_Set of tasks:_
1/ According to the Edifier Stax Spirit S3 measurement notes, which audio analyzer was used?
2/ Reproduce everything in the Edifier Stax Spirit S3 measurement notes from "Reviewed on: SoundStage!" down to "mean, click here.".
3/ Name every EQ mode in the app that the Edifier Stax Spirit S3 measurement notes mention.

_Excerpted text:_
• • • •
Reviewed on: SoundStage! Solo, July 2022

I measured the Edifier Stax Spirit S3 headphones using laboratory-grade equipment: a GRAS Model 43AG ear/cheek simulator/RA0402 ear simulator with KB5000/KB5001 simulated pinnae, and an Audiomatica Clio 12 QC audio analyzer. A MEE Audio Connect Bluetooth transmitter was used to send signals from the Clio 12 QC to the headphones. For isolation measurements, I used a laptop computer running TrueRTA software with an M-Audio MobilePre USB audio interface. These are “flat” measurements; no diffuse-field or free-field compensation curve was employed. If you’d like to learn more about what our measurements mean, click here.

Frequency response

This chart shows the S3s’ frequency response with the Bluetooth connection. The bass response is not really this rolled off—that appears to be an artifact of the gating used to compensate for Bluetooth’s latency. The interesting thing here is that the response looks somewhat like what I usually measure from planar-magnetic headphones, with mostly flat bass and a large peak centered at 3kHz, so that’s good. However, nothing I tried could fix that volume mismatch between the left and right channels; if it’s an issue with the headphones, my guess is that this could be due to somewhat mismatched drivers.

Frequency response modes

Here I’ve switched to a real-time analyzer display with a white noise signal played from my phone—it’s the only way I could reliably evaluate all the different modes these headphones offer. This chart shows the effect of the different EQ modes in the app. They’re all the same above 3kHz. Classic is bassier, Hi-Fi is treblier, and Stax splits the difference—it has the same bass response as Hi-Fi mode, but adds some extra midrange oomph. These are subtle and sane choices for EQ modes.
• • • •
_Exercise data:_
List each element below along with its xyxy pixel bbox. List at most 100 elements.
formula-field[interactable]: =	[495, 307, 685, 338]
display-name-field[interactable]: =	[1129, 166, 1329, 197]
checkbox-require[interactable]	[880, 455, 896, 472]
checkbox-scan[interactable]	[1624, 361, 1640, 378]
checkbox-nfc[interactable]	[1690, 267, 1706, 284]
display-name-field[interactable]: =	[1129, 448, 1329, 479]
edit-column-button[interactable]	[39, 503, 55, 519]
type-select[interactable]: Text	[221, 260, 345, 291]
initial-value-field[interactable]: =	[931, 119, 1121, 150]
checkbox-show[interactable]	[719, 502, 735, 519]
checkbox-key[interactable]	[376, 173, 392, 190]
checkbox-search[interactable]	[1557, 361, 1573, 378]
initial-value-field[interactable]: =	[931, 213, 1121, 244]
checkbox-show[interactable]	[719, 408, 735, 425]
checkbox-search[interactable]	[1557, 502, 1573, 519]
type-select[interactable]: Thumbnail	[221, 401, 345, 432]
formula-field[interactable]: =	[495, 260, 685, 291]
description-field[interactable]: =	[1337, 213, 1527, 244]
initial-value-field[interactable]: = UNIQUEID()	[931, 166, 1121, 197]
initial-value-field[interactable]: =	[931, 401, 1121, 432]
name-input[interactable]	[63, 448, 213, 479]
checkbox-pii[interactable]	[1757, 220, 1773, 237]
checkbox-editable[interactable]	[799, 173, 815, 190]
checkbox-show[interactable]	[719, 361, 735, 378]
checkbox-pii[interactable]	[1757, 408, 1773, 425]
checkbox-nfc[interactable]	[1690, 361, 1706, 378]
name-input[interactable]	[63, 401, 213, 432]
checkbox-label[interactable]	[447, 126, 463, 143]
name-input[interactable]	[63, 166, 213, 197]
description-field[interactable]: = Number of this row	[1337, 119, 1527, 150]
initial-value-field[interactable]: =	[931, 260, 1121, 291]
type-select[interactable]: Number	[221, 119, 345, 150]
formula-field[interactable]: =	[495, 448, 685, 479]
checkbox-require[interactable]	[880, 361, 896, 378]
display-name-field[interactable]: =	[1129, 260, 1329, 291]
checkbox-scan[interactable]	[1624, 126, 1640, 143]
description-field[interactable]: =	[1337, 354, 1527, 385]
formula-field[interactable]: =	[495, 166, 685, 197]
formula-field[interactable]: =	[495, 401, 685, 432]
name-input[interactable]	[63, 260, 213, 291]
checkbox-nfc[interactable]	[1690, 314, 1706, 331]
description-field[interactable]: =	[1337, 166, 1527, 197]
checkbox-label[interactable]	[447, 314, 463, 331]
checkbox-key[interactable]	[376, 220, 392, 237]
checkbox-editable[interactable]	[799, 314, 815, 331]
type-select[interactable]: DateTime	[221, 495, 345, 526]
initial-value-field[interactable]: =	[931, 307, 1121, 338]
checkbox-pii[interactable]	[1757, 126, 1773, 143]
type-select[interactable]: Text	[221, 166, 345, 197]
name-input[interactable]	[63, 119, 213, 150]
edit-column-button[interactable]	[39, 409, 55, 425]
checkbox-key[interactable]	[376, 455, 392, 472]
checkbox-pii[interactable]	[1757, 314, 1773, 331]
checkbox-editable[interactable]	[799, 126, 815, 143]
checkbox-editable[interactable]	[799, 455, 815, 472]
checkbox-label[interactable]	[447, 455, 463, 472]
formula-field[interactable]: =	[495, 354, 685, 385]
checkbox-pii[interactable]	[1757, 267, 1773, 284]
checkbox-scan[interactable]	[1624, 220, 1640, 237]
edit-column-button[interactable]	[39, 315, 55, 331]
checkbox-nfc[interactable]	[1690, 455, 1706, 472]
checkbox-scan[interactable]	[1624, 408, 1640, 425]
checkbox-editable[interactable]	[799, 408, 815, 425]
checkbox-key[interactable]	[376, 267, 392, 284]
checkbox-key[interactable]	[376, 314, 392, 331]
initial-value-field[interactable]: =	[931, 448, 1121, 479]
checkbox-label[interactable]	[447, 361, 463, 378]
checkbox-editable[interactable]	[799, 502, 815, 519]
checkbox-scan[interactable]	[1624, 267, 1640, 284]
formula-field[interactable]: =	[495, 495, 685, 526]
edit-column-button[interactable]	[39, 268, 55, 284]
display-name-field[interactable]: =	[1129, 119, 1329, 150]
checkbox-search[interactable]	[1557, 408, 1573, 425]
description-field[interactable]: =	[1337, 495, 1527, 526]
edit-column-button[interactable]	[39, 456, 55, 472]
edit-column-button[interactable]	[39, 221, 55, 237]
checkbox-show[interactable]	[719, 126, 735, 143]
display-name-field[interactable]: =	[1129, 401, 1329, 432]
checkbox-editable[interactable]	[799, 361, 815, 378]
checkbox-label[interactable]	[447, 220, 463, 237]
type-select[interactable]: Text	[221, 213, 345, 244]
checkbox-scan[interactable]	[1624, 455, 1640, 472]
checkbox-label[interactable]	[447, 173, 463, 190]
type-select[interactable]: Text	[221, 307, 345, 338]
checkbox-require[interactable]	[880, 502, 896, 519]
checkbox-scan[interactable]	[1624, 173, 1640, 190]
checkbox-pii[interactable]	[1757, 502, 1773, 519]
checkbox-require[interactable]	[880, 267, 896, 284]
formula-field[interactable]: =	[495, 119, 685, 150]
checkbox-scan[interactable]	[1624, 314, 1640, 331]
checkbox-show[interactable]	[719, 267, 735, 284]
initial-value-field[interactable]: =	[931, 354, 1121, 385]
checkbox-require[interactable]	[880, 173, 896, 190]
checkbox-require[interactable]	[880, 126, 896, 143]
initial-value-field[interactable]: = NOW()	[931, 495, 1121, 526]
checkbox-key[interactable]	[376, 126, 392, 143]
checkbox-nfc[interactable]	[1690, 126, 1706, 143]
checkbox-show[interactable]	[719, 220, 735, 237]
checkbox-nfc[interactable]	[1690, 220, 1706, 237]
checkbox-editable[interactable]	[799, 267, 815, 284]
• • • •
_Solved problems:_
1/ An Audiomatica Clio 12 QC audio analyzer.

2/
Reviewed on: SoundStage! Solo, July 2022

I measured the Edifier Stax Spirit S3 headphones using laboratory-grade equipment: a GRAS Model 43AG ear/cheek simulator/RA0402 ear simulator with KB5000/KB5001 simulated pinnae, and an Audiomatica Clio 12 QC audio analyzer. A MEE Audio Connect Bluetooth transmitter was used to send signals from the Clio 12 QC to the headphones. For isolation measurements, I used a laptop computer running TrueRTA software with an M-Audio MobilePre USB audio interface. These are “flat” measurements; no diffuse-field or free-field compensation curve was employed. If you’d like to learn more about what our measurements mean, click here.

3/ Classic, Hi-Fi, Stax